▶ Task material
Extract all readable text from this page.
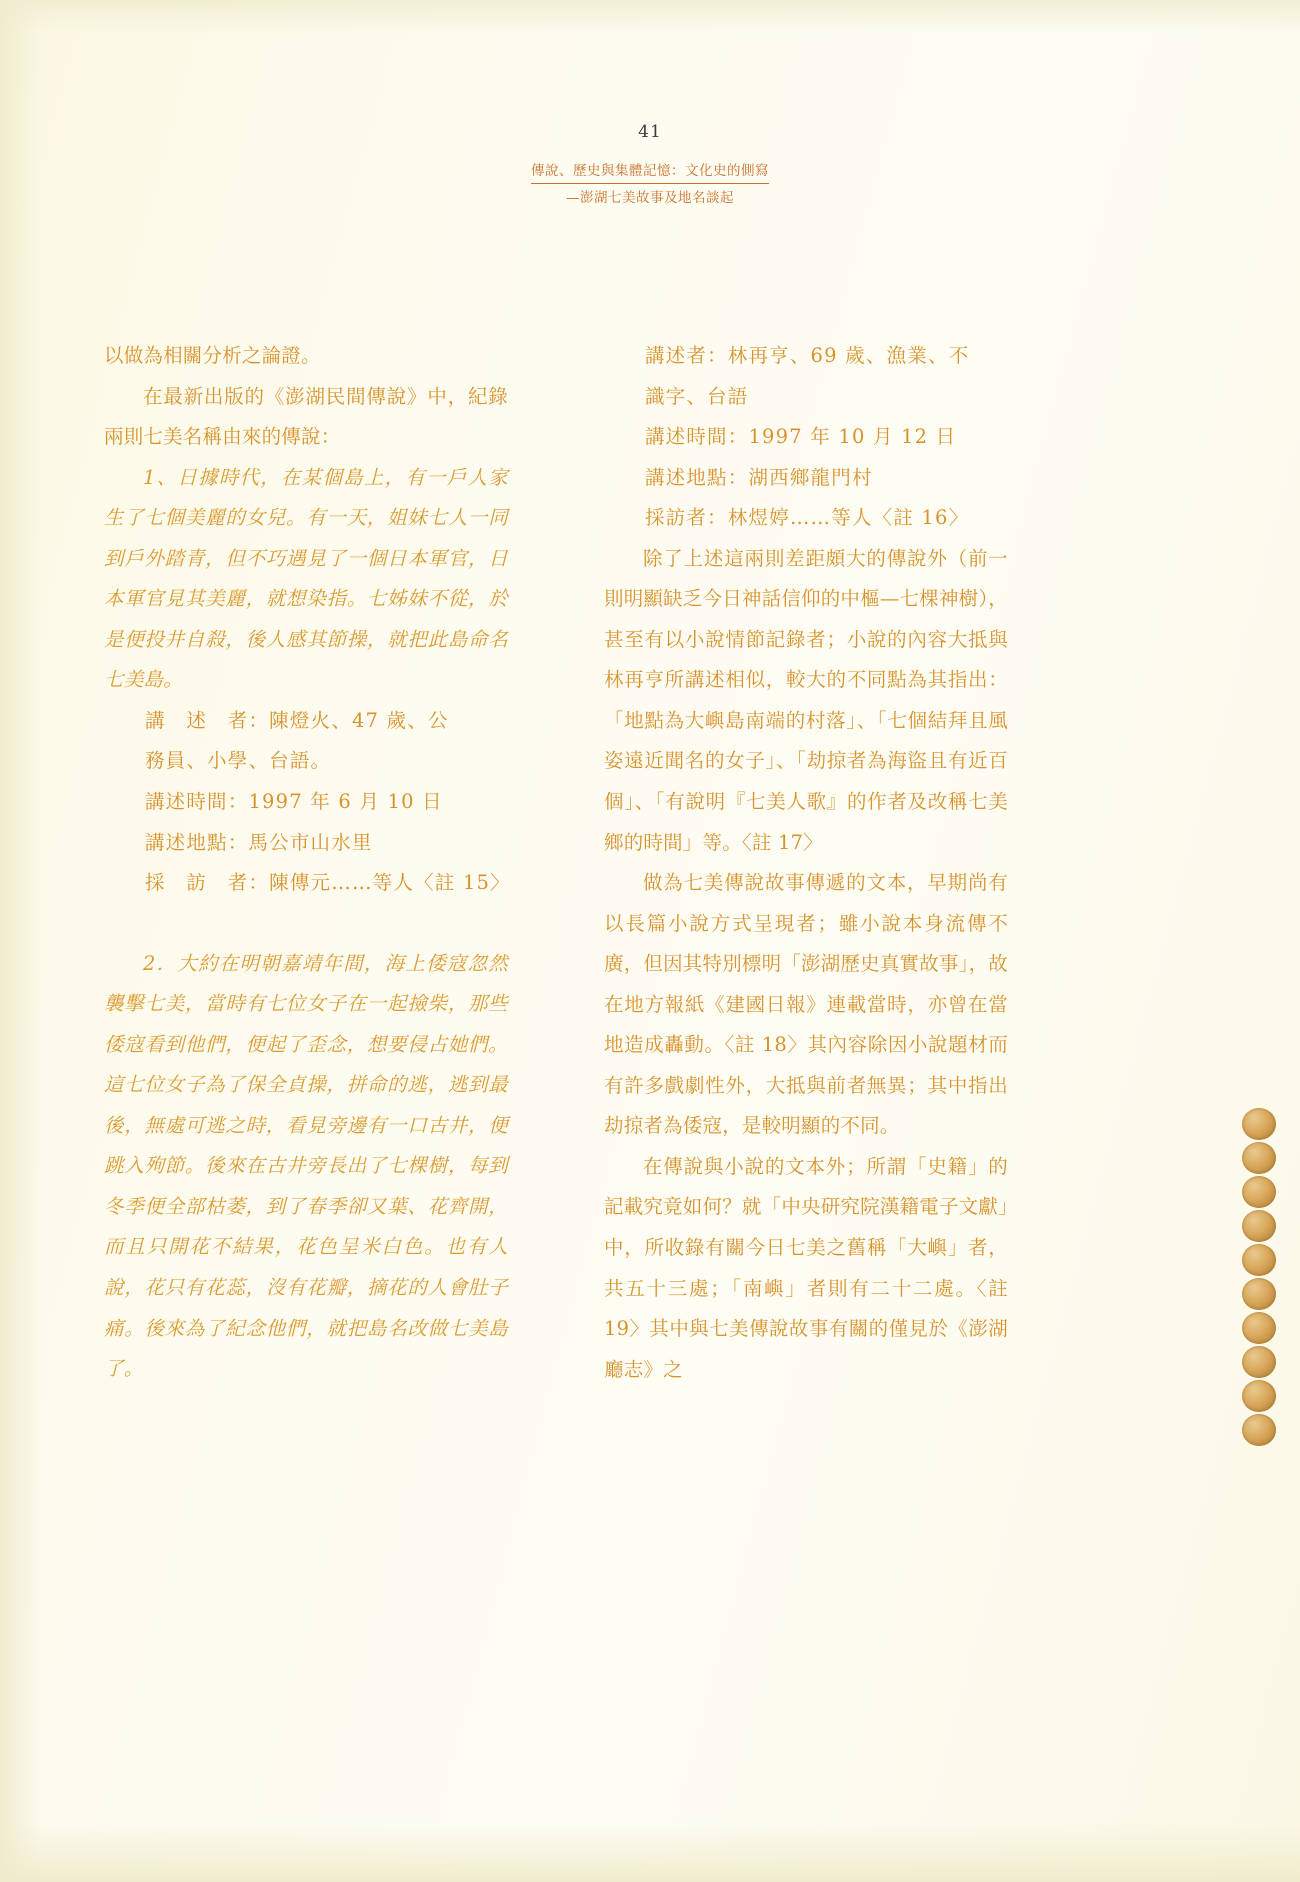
41
傳說、歷史與集體記憶：文化史的側寫
—澎湖七美故事及地名談起

以做為相關分析之論證。

在最新出版的《澎湖民間傳說》中，紀錄兩則七美名稱由來的傳說：

1、日據時代，在某個島上，有一戶人家生了七個美麗的女兒。有一天，姐妹七人一同到戶外踏青，但不巧遇見了一個日本軍官，日本軍官見其美麗，就想染指。七姊妹不從，於是便投井自殺，後人感其節操，就把此島命名七美島。

講　述　者：陳燈火、47 歲、公

務員、小學、台語。

講述時間：1997 年 6 月 10 日

講述地點：馬公市山水里

採　訪　者：陳傳元……等人〈註 15〉

2．大約在明朝嘉靖年間，海上倭寇忽然襲擊七美，當時有七位女子在一起撿柴，那些倭寇看到他們，便起了歪念，想要侵占她們。這七位女子為了保全貞操，拼命的逃，逃到最後，無處可逃之時，看見旁邊有一口古井，便跳入殉節。後來在古井旁長出了七棵樹，每到冬季便全部枯萎，到了春季卻又葉、花齊開，而且只開花不結果，花色呈米白色。也有人說，花只有花蕊，沒有花瓣，摘花的人會肚子痛。後來為了紀念他們，就把島名改做七美島了。

講述者：林再亨、69 歲、漁業、不

識字、台語

講述時間：1997 年 10 月 12 日

講述地點：湖西鄉龍門村

採訪者：林煜婷……等人〈註 16〉

除了上述這兩則差距頗大的傳說外（前一則明顯缺乏今日神話信仰的中樞—七棵神樹），甚至有以小說情節記錄者；小說的內容大抵與林再亨所講述相似，較大的不同點為其指出：「地點為大嶼島南端的村落」、「七個結拜且風姿遠近聞名的女子」、「劫掠者為海盜且有近百個」、「有說明『七美人歌』的作者及改稱七美鄉的時間」等。〈註 17〉

做為七美傳說故事傳遞的文本，早期尚有以長篇小說方式呈現者；雖小說本身流傳不廣，但因其特別標明「澎湖歷史真實故事」，故在地方報紙《建國日報》連載當時，亦曾在當地造成轟動。〈註 18〉其內容除因小說題材而有許多戲劇性外，大抵與前者無異；其中指出劫掠者為倭寇，是較明顯的不同。

在傳說與小說的文本外；所謂「史籍」的記載究竟如何？就「中央研究院漢籍電子文獻」中，所收錄有關今日七美之舊稱「大嶼」者，共五十三處；「南嶼」者則有二十二處。〈註 19〉其中與七美傳說故事有關的僅見於《澎湖廳志》之
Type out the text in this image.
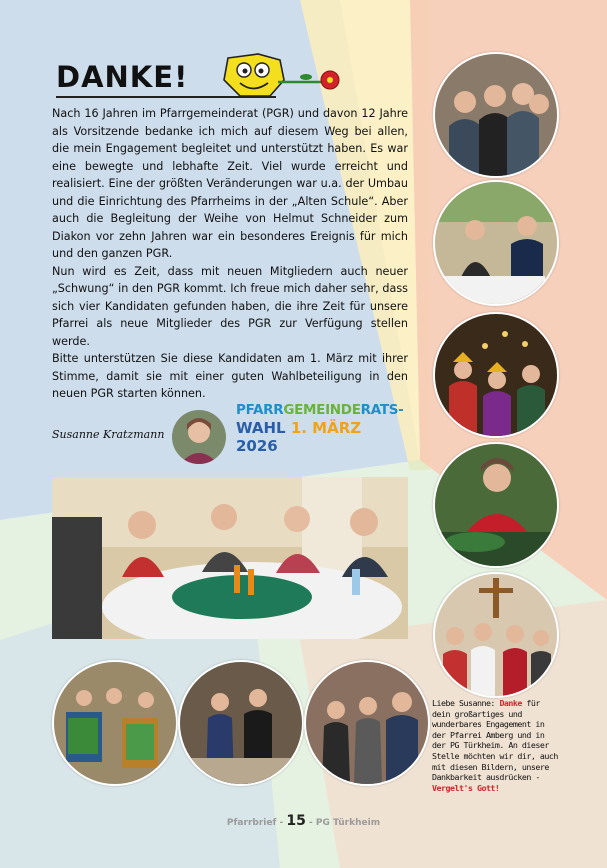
DANKE!

Nach 16 Jahren im Pfarrgemeinderat (PGR) und davon 12 Jahre als Vorsitzende bedanke ich mich auf diesem Weg bei allen, die mein Engagement begleitet und unterstützt haben. Es war eine bewegte und lebhafte Zeit. Viel wurde erreicht und realisiert. Eine der größten Veränderungen war u.a. der Umbau und die Einrichtung des Pfarrheims in der „Alten Schule“. Aber auch die Begleitung der Weihe von Helmut Schneider zum Diakon vor zehn Jahren war ein besonderes Ereignis für mich und den ganzen PGR.

Nun wird es Zeit, dass mit neuen Mitgliedern auch neuer „Schwung“ in den PGR kommt. Ich freue mich daher sehr, dass sich vier Kandidaten gefunden haben, die ihre Zeit für unsere Pfarrei als neue Mitglieder des PGR zur Verfügung stellen werde.

Bitte unterstützen Sie diese Kandidaten am 1. März mit ihrer Stimme, damit sie mit einer guten Wahlbeteiligung in den neuen PGR starten können.

Susanne Kratzmann
PFARRGEMEINDERATS-
WAHL 1. MÄRZ 2026

Liebe Susanne: Danke für dein großartiges und wunderbares Engagement in der Pfarrei Amberg und in der PG Türkheim. An dieser Stelle möchten wir dir, auch mit diesen Bildern, unsere Dankbarkeit ausdrücken - Vergelt's Gott!

Pfarrbrief - 15 - PG Türkheim
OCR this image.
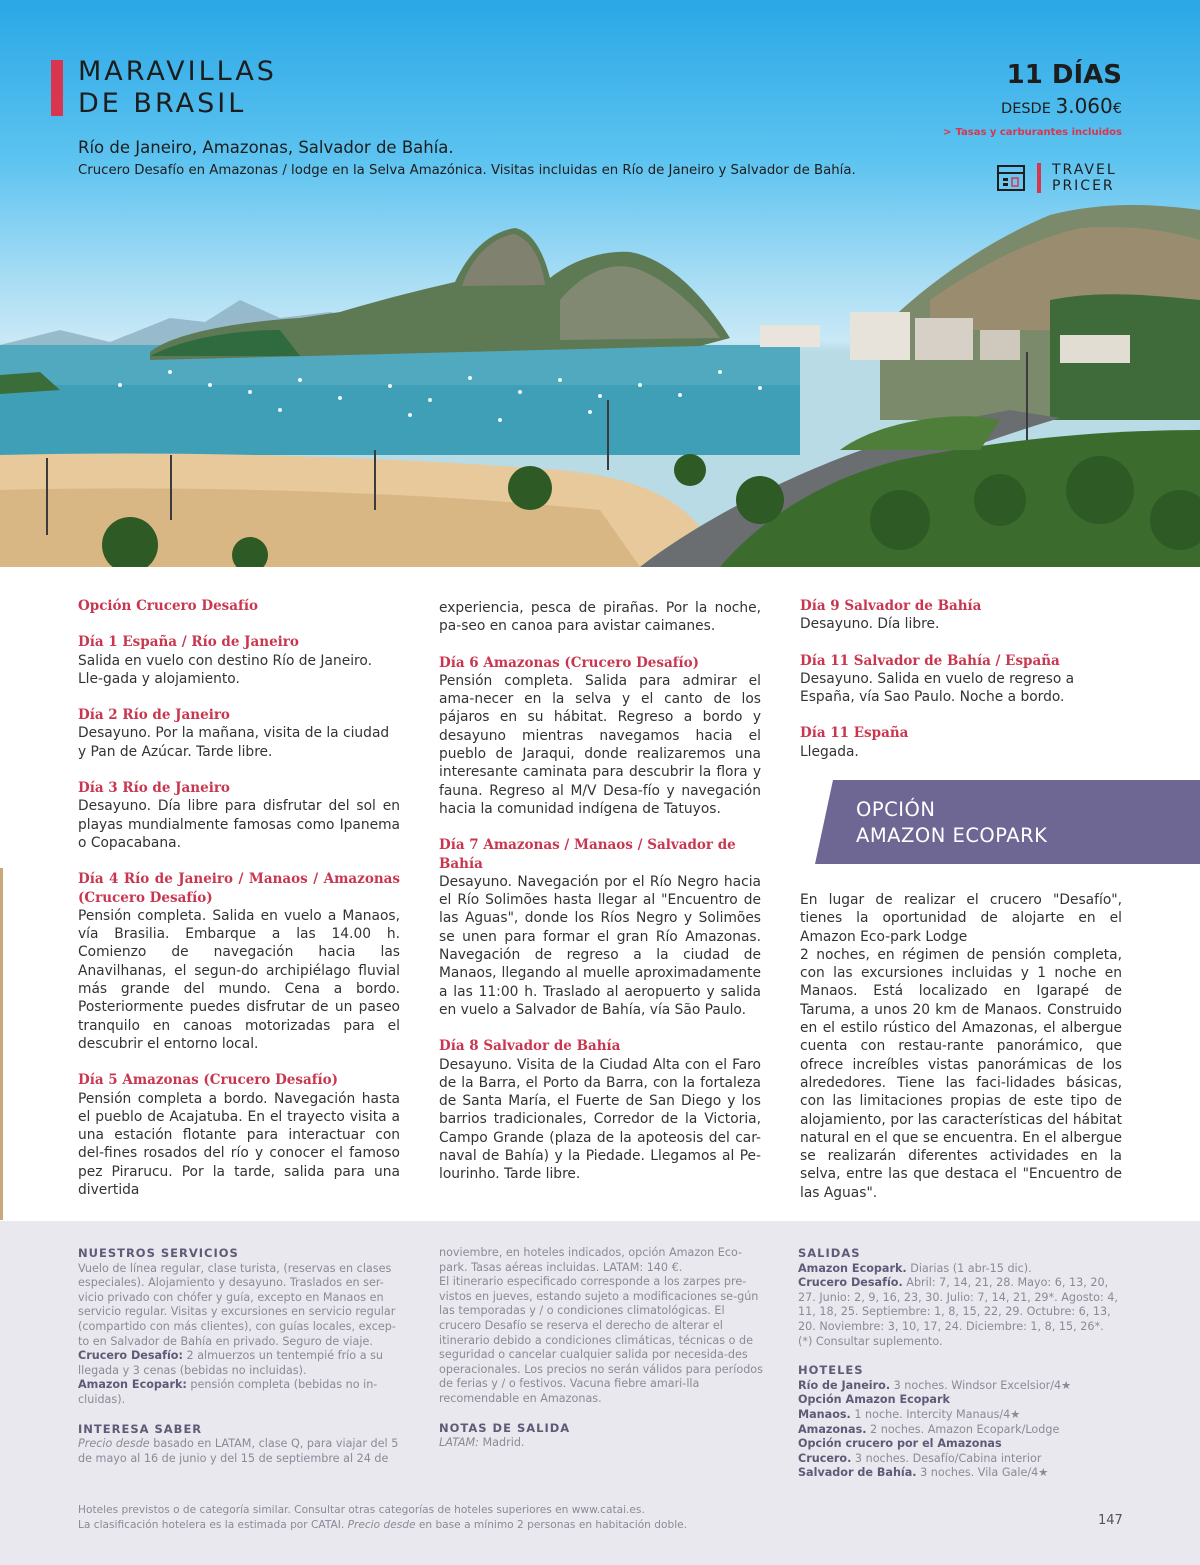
MARAVILLAS
DE BRASIL
Río de Janeiro, Amazonas, Salvador de Bahía.
Crucero Desafío en Amazonas / lodge en la Selva Amazónica. Visitas incluidas en Río de Janeiro y Salvador de Bahía.
11 DÍAS
DESDE 3.060€
> Tasas y carburantes incluidos
TRAVEL
PRICER
Opción Crucero Desafío
Día 1 España / Río de Janeiro
Salida en vuelo con destino Río de Janeiro. Lle-gada y alojamiento.
Día 2 Río de Janeiro
Desayuno. Por la mañana, visita de la ciudad y Pan de Azúcar. Tarde libre.
Día 3 Río de Janeiro
Desayuno. Día libre para disfrutar del sol en playas mundialmente famosas como Ipanema o Copacabana.
Día 4 Río de Janeiro / Manaos / Amazonas (Crucero Desafío)
Pensión completa. Salida en vuelo a Manaos, vía Brasilia. Embarque a las 14.00 h. Comienzo de navegación hacia las Anavilhanas, el segun-do archipiélago fluvial más grande del mundo. Cena a bordo. Posteriormente puedes disfrutar de un paseo tranquilo en canoas motorizadas para el descubrir el entorno local.
Día 5 Amazonas (Crucero Desafío)
Pensión completa a bordo. Navegación hasta el pueblo de Acajatuba. En el trayecto visita a una estación flotante para interactuar con del-fines rosados del río y conocer el famoso pez Pirarucu. Por la tarde, salida para una divertida
experiencia, pesca de pirañas. Por la noche, pa-seo en canoa para avistar caimanes.
Día 6 Amazonas (Crucero Desafío)
Pensión completa. Salida para admirar el ama-necer en la selva y el canto de los pájaros en su hábitat. Regreso a bordo y desayuno mientras navegamos hacia el pueblo de Jaraqui, donde realizaremos una interesante caminata para descubrir la flora y fauna. Regreso al M/V Desa-fío y navegación hacia la comunidad indígena de Tatuyos.
Día 7 Amazonas / Manaos / Salvador de Bahía
Desayuno. Navegación por el Río Negro hacia el Río Solimões hasta llegar al "Encuentro de las Aguas", donde los Ríos Negro y Solimões se unen para formar el gran Río Amazonas. Navegación de regreso a la ciudad de Manaos, llegando al muelle aproximadamente a las 11:00 h. Traslado al aeropuerto y salida en vuelo a Salvador de Bahía, vía São Paulo.
Día 8 Salvador de Bahía
Desayuno. Visita de la Ciudad Alta con el Faro de la Barra, el Porto da Barra, con la fortaleza de Santa María, el Fuerte de San Diego y los barrios tradicionales, Corredor de la Victoria, Campo Grande (plaza de la apoteosis del car-naval de Bahía) y la Piedade. Llegamos al Pe-lourinho. Tarde libre.
Día 9 Salvador de Bahía
Desayuno. Día libre.
Día 11 Salvador de Bahía / España
Desayuno. Salida en vuelo de regreso a España, vía Sao Paulo. Noche a bordo.
Día 11 España
Llegada.
OPCIÓN
AMAZON ECOPARK
En lugar de realizar el crucero "Desafío", tienes la oportunidad de alojarte en el Amazon Eco-park Lodge
2 noches, en régimen de pensión completa, con las excursiones incluidas y 1 noche en Manaos. Está localizado en Igarapé de Taruma, a unos 20 km de Manaos. Construido en el estilo rústico del Amazonas, el albergue cuenta con restau-rante panorámico, que ofrece increíbles vistas panorámicas de los alrededores. Tiene las faci-lidades básicas, con las limitaciones propias de este tipo de alojamiento, por las características del hábitat natural en el que se encuentra. En el albergue se realizarán diferentes actividades en la selva, entre las que destaca el "Encuentro de las Aguas".
NUESTROS SERVICIOS
Vuelo de línea regular, clase turista, (reservas en clases especiales). Alojamiento y desayuno. Traslados en ser-vicio privado con chófer y guía, excepto en Manaos en servicio regular. Visitas y excursiones en servicio regular (compartido con más clientes), con guías locales, excep-to en Salvador de Bahía en privado. Seguro de viaje.
Crucero Desafío: 2 almuerzos un tentempié frío a su llegada y 3 cenas (bebidas no incluidas).
Amazon Ecopark: pensión completa (bebidas no in-cluidas).
INTERESA SABER
Precio desde basado en LATAM, clase Q, para viajar del 5 de mayo al 16 de junio y del 15 de septiembre al 24 de
noviembre, en hoteles indicados, opción Amazon Eco-park. Tasas aéreas incluidas. LATAM: 140 €.
El itinerario especificado corresponde a los zarpes pre-vistos en jueves, estando sujeto a modificaciones se-gún las temporadas y / o condiciones climatológicas. El crucero Desafío se reserva el derecho de alterar el itinerario debido a condiciones climáticas, técnicas o de seguridad o cancelar cualquier salida por necesida-des operacionales. Los precios no serán válidos para períodos de ferias y / o festivos. Vacuna fiebre amari-lla recomendable en Amazonas.
NOTAS DE SALIDA
LATAM: Madrid.
SALIDAS
Amazon Ecopark. Diarias (1 abr-15 dic).
Crucero Desafío. Abril: 7, 14, 21, 28. Mayo: 6, 13, 20, 27. Junio: 2, 9, 16, 23, 30. Julio: 7, 14, 21, 29*. Agosto: 4, 11, 18, 25. Septiembre: 1, 8, 15, 22, 29. Octubre: 6, 13, 20. Noviembre: 3, 10, 17, 24. Diciembre: 1, 8, 15, 26*.
(*) Consultar suplemento.
HOTELES
Río de Janeiro. 3 noches. Windsor Excelsior/4★
Opción Amazon Ecopark
Manaos. 1 noche. Intercity Manaus/4★
Amazonas. 2 noches. Amazon Ecopark/Lodge
Opción crucero por el Amazonas
Crucero. 3 noches. Desafío/Cabina interior
Salvador de Bahía. 3 noches. Vila Gale/4★
Hoteles previstos o de categoría similar. Consultar otras categorías de hoteles superiores en www.catai.es.
La clasificación hotelera es la estimada por CATAI. Precio desde en base a mínimo 2 personas en habitación doble.	147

▶ Your objective
In the records above, find each line with the word "Pfarrei" and copy it.

▶ Response
Nun wird es Zeit, dass mit neuen Mitgliedern auch neuer „Schwung“ in den PGR kommt. Ich freue mich daher sehr, dass sich vier Kandidaten gefunden haben, die ihre Zeit für unsere Pfarrei als neue Mitglieder des PGR zur Verfügung stellen werde.
Liebe Susanne: Danke für dein großartiges und wunderbares Engagement in der Pfarrei Amberg und in der PG Türkheim. An dieser Stelle möchten wir dir, auch mit diesen Bildern, unsere Dankbarkeit ausdrücken - Vergelt's Gott!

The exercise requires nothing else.